The exercise: Review the listing and copy each line that holds the word "marker".

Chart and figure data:

☆ ☆ ☆

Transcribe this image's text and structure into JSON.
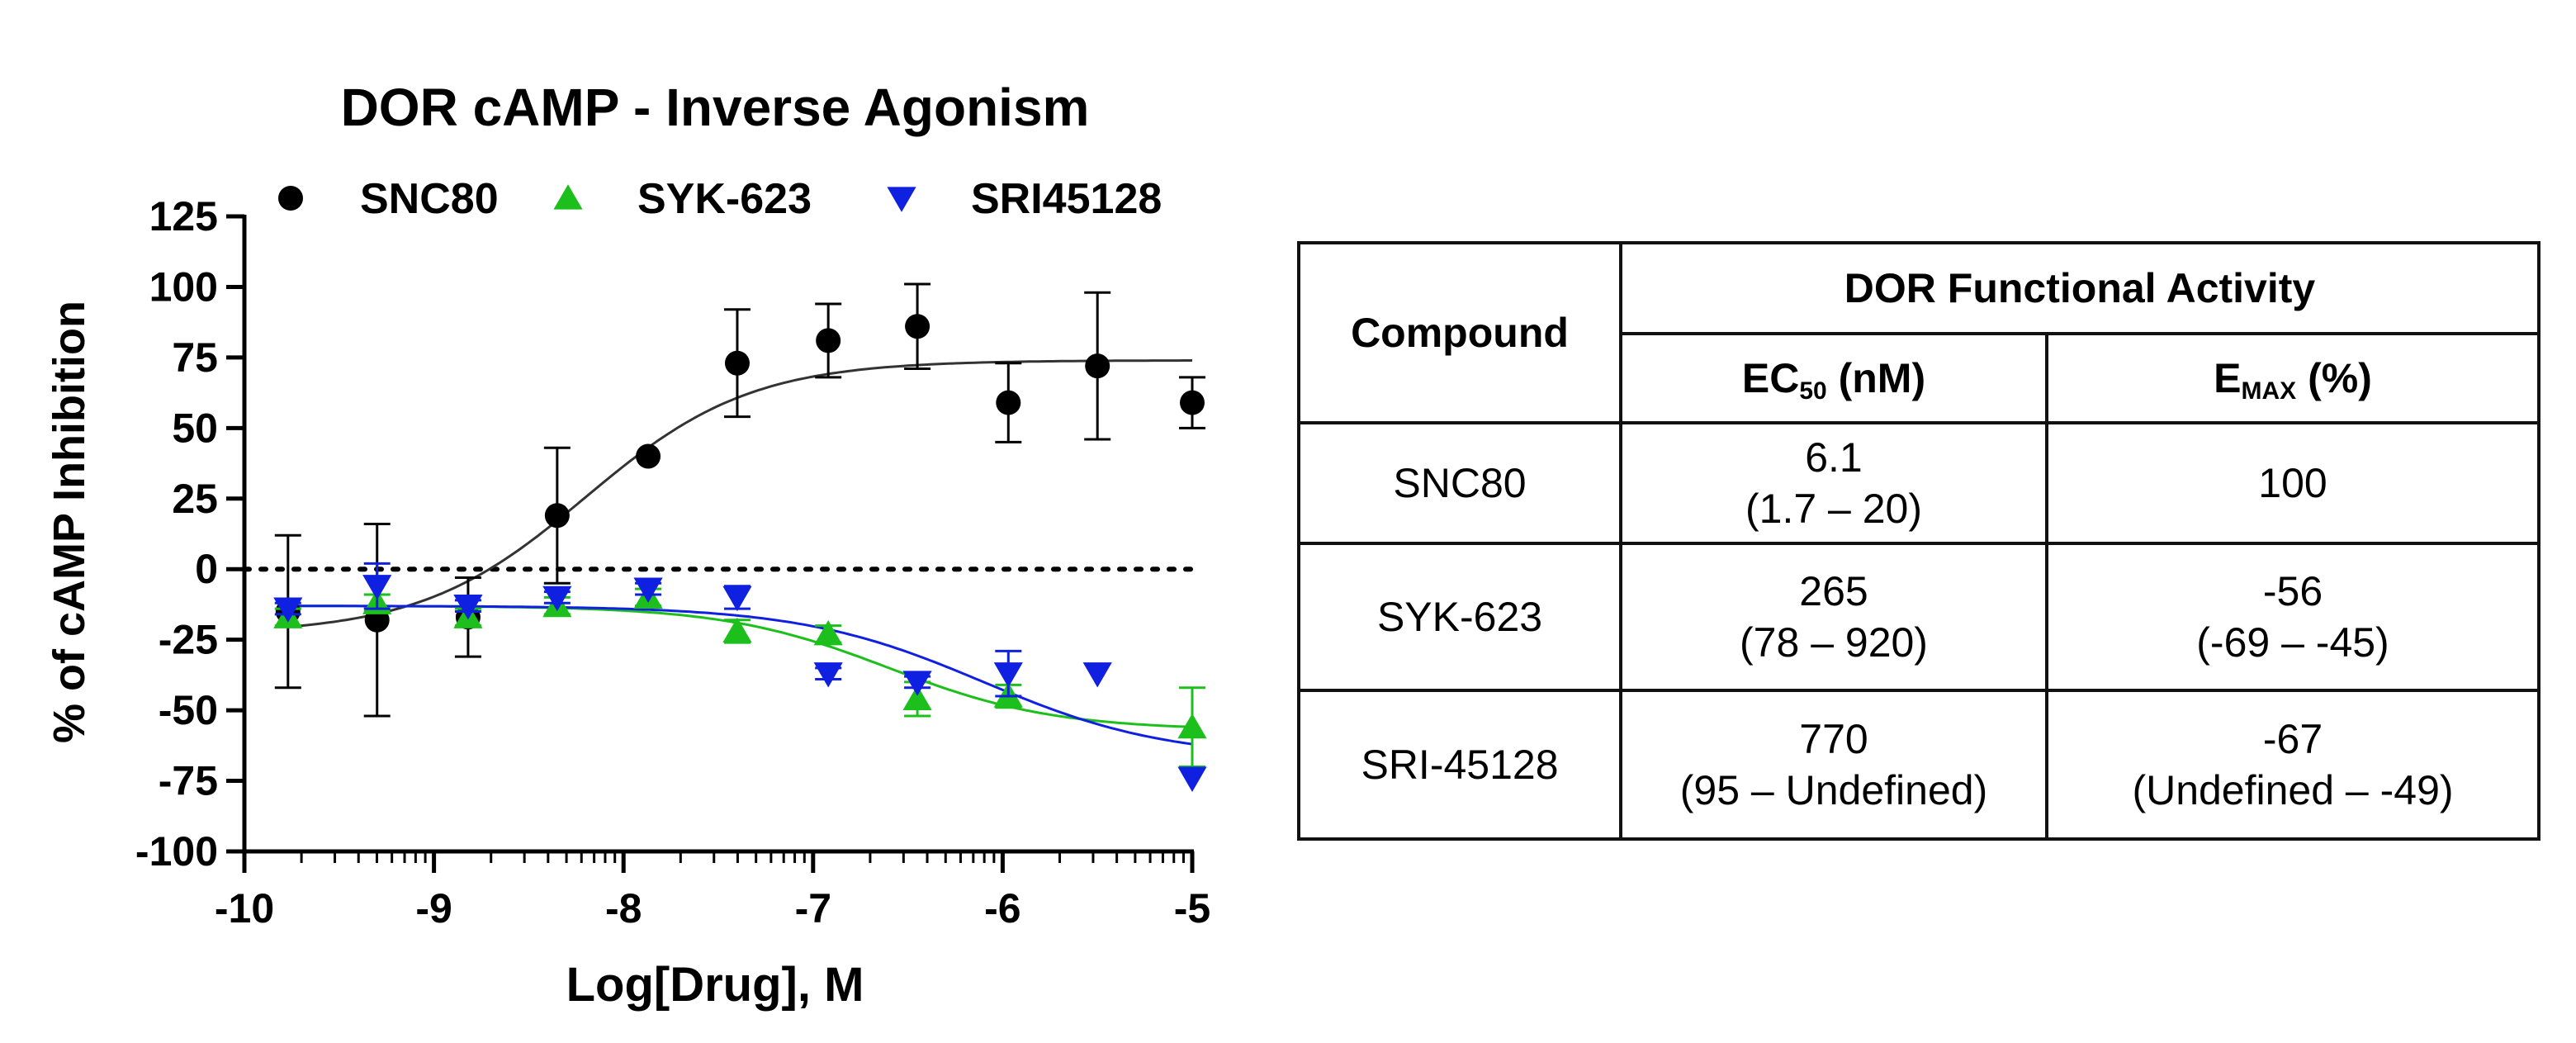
{
  "chart_data": {
    "type": "scatter",
    "title": "DOR cAMP - Inverse Agonism",
    "xlabel": "Log[Drug], M",
    "ylabel": "% of cAMP Inhibition",
    "xlim": [
      -10,
      -5
    ],
    "ylim": [
      -100,
      125
    ],
    "x_ticks": [
      "-10",
      "-9",
      "-8",
      "-7",
      "-6",
      "-5"
    ],
    "y_ticks": [
      "125",
      "100",
      "75",
      "50",
      "25",
      "0",
      "-25",
      "-50",
      "-75",
      "-100"
    ],
    "reference_line": {
      "y": 0,
      "style": "dotted"
    },
    "legend_position": "top",
    "series": [
      {
        "name": "SNC80",
        "marker": "circle",
        "color": "#000000",
        "x": [
          -9.77,
          -9.3,
          -8.82,
          -8.35,
          -7.87,
          -7.4,
          -6.92,
          -6.45,
          -5.97,
          -5.5,
          -5.0
        ],
        "y": [
          -15,
          -18,
          -17,
          19,
          40,
          73,
          81,
          86,
          59,
          72,
          59
        ],
        "err": [
          27,
          34,
          14,
          24,
          0,
          19,
          13,
          15,
          14,
          26,
          9
        ],
        "fit": {
          "bottom": -23,
          "top": 74,
          "logEC50": -8.2,
          "hill": 1.0
        }
      },
      {
        "name": "SYK-623",
        "marker": "triangle-up",
        "color": "#1dbf1d",
        "x": [
          -9.77,
          -9.3,
          -8.82,
          -8.35,
          -7.87,
          -7.4,
          -6.92,
          -6.45,
          -5.97,
          -5.0
        ],
        "y": [
          -17,
          -12,
          -17,
          -13,
          -10,
          -22,
          -23,
          -46,
          -45,
          -56
        ],
        "err": [
          3,
          3,
          3,
          3,
          3,
          4,
          3,
          6,
          4,
          14
        ],
        "fit": {
          "bottom": -13,
          "top": -57,
          "logEC50": -6.6,
          "hill": 1.0
        }
      },
      {
        "name": "SRI45128",
        "marker": "triangle-down",
        "color": "#1020e0",
        "x": [
          -9.77,
          -9.3,
          -8.82,
          -8.35,
          -7.87,
          -7.4,
          -6.92,
          -6.45,
          -5.97,
          -5.5,
          -5.0
        ],
        "y": [
          -14,
          -6,
          -13,
          -10,
          -7,
          -10,
          -37,
          -40,
          -37,
          -37,
          -74
        ],
        "err": [
          2,
          8,
          2,
          2,
          2,
          4,
          2,
          2,
          8,
          0,
          0
        ],
        "fit": {
          "bottom": -13,
          "top": -67,
          "logEC50": -6.1,
          "hill": 0.9
        }
      }
    ]
  },
  "table": {
    "compound_header": "Compound",
    "group_header": "DOR Functional Activity",
    "ec50_header": {
      "main": "EC",
      "sub": "50",
      "unit": " (nM)"
    },
    "emax_header": {
      "main": "E",
      "sub": "MAX",
      "unit": " (%)"
    },
    "rows": [
      {
        "compound": "SNC80",
        "ec50": "6.1",
        "ec50_ci": "(1.7 – 20)",
        "emax": "100",
        "emax_ci": ""
      },
      {
        "compound": "SYK-623",
        "ec50": "265",
        "ec50_ci": "(78 – 920)",
        "emax": "-56",
        "emax_ci": "(-69 – -45)"
      },
      {
        "compound": "SRI-45128",
        "ec50": "770",
        "ec50_ci": "(95 – Undefined)",
        "emax": "-67",
        "emax_ci": "(Undefined – -49)"
      }
    ]
  }
}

☆ ☆ ☆

Solution for this problem:
        "marker": "circle",
        "marker": "triangle-up",
        "marker": "triangle-down",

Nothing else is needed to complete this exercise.